Records that describe figures:

______

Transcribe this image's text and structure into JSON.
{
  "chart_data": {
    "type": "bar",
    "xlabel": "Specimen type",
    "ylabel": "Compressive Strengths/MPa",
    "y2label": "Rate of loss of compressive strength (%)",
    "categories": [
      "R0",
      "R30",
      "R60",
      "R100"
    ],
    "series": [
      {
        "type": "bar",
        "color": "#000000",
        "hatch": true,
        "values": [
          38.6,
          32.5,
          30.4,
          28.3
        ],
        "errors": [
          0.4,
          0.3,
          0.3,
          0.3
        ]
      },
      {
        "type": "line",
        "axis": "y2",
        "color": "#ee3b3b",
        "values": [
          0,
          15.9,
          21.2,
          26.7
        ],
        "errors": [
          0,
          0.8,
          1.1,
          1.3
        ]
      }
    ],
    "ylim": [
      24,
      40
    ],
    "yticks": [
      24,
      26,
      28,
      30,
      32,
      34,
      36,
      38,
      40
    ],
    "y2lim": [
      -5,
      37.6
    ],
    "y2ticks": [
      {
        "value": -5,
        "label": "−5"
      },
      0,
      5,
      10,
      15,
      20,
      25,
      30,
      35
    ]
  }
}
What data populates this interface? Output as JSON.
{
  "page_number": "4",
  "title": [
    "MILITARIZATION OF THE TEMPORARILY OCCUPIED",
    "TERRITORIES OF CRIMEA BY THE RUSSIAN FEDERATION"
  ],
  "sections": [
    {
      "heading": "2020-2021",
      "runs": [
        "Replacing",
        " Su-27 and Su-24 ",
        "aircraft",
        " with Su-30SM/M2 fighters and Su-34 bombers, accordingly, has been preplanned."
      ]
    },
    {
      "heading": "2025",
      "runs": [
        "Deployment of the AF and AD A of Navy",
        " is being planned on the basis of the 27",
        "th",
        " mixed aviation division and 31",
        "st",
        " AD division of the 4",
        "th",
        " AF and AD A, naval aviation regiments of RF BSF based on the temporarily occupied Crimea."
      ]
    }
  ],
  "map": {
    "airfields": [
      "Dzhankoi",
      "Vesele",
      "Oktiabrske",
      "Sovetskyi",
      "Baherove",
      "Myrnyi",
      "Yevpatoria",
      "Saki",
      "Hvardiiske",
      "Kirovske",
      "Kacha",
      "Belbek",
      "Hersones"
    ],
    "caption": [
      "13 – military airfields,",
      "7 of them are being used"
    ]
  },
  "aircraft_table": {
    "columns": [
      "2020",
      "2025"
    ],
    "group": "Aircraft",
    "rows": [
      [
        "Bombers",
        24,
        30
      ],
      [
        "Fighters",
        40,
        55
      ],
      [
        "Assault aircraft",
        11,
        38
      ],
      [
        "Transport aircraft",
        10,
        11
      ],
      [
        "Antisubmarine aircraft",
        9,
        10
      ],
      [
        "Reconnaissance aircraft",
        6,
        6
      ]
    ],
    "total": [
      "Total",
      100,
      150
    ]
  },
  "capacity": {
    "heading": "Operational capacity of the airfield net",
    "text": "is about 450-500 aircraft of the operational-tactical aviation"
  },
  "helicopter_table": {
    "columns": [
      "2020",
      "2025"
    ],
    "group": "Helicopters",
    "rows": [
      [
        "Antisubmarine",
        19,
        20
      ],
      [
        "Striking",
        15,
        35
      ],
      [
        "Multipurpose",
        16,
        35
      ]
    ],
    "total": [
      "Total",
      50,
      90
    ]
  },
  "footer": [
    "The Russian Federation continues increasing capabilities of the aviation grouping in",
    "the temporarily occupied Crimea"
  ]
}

______

Copy out all of the records above with nothing altered.

SOLUTION TO THIS EXERCISE:
Transcribe this image's text and structure into JSON.
{
  "chart_data": {
    "type": "bar",
    "xlabel": "Specimen type",
    "ylabel": "Compressive Strengths/MPa",
    "y2label": "Rate of loss of compressive strength (%)",
    "categories": [
      "R0",
      "R30",
      "R60",
      "R100"
    ],
    "series": [
      {
        "type": "bar",
        "color": "#000000",
        "hatch": true,
        "values": [
          38.6,
          32.5,
          30.4,
          28.3
        ],
        "errors": [
          0.4,
          0.3,
          0.3,
          0.3
        ]
      },
      {
        "type": "line",
        "axis": "y2",
        "color": "#ee3b3b",
        "values": [
          0,
          15.9,
          21.2,
          26.7
        ],
        "errors": [
          0,
          0.8,
          1.1,
          1.3
        ]
      }
    ],
    "ylim": [
      24,
      40
    ],
    "yticks": [
      24,
      26,
      28,
      30,
      32,
      34,
      36,
      38,
      40
    ],
    "y2lim": [
      -5,
      37.6
    ],
    "y2ticks": [
      {
        "value": -5,
        "label": "−5"
      },
      0,
      5,
      10,
      15,
      20,
      25,
      30,
      35
    ]
  }
}
What data populates this interface? Output as JSON.
{
  "page_number": "4",
  "title": [
    "MILITARIZATION OF THE TEMPORARILY OCCUPIED",
    "TERRITORIES OF CRIMEA BY THE RUSSIAN FEDERATION"
  ],
  "sections": [
    {
      "heading": "2020-2021",
      "runs": [
        "Replacing",
        " Su-27 and Su-24 ",
        "aircraft",
        " with Su-30SM/M2 fighters and Su-34 bombers, accordingly, has been preplanned."
      ]
    },
    {
      "heading": "2025",
      "runs": [
        "Deployment of the AF and AD A of Navy",
        " is being planned on the basis of the 27",
        "th",
        " mixed aviation division and 31",
        "st",
        " AD division of the 4",
        "th",
        " AF and AD A, naval aviation regiments of RF BSF based on the temporarily occupied Crimea."
      ]
    }
  ],
  "map": {
    "airfields": [
      "Dzhankoi",
      "Vesele",
      "Oktiabrske",
      "Sovetskyi",
      "Baherove",
      "Myrnyi",
      "Yevpatoria",
      "Saki",
      "Hvardiiske",
      "Kirovske",
      "Kacha",
      "Belbek",
      "Hersones"
    ],
    "caption": [
      "13 – military airfields,",
      "7 of them are being used"
    ]
  },
  "aircraft_table": {
    "columns": [
      "2020",
      "2025"
    ],
    "group": "Aircraft",
    "rows": [
      [
        "Bombers",
        24,
        30
      ],
      [
        "Fighters",
        40,
        55
      ],
      [
        "Assault aircraft",
        11,
        38
      ],
      [
        "Transport aircraft",
        10,
        11
      ],
      [
        "Antisubmarine aircraft",
        9,
        10
      ],
      [
        "Reconnaissance aircraft",
        6,
        6
      ]
    ],
    "total": [
      "Total",
      100,
      150
    ]
  },
  "capacity": {
    "heading": "Operational capacity of the airfield net",
    "text": "is about 450-500 aircraft of the operational-tactical aviation"
  },
  "helicopter_table": {
    "columns": [
      "2020",
      "2025"
    ],
    "group": "Helicopters",
    "rows": [
      [
        "Antisubmarine",
        19,
        20
      ],
      [
        "Striking",
        15,
        35
      ],
      [
        "Multipurpose",
        16,
        35
      ]
    ],
    "total": [
      "Total",
      50,
      90
    ]
  },
  "footer": [
    "The Russian Federation continues increasing capabilities of the aviation grouping in",
    "the temporarily occupied Crimea"
  ]
}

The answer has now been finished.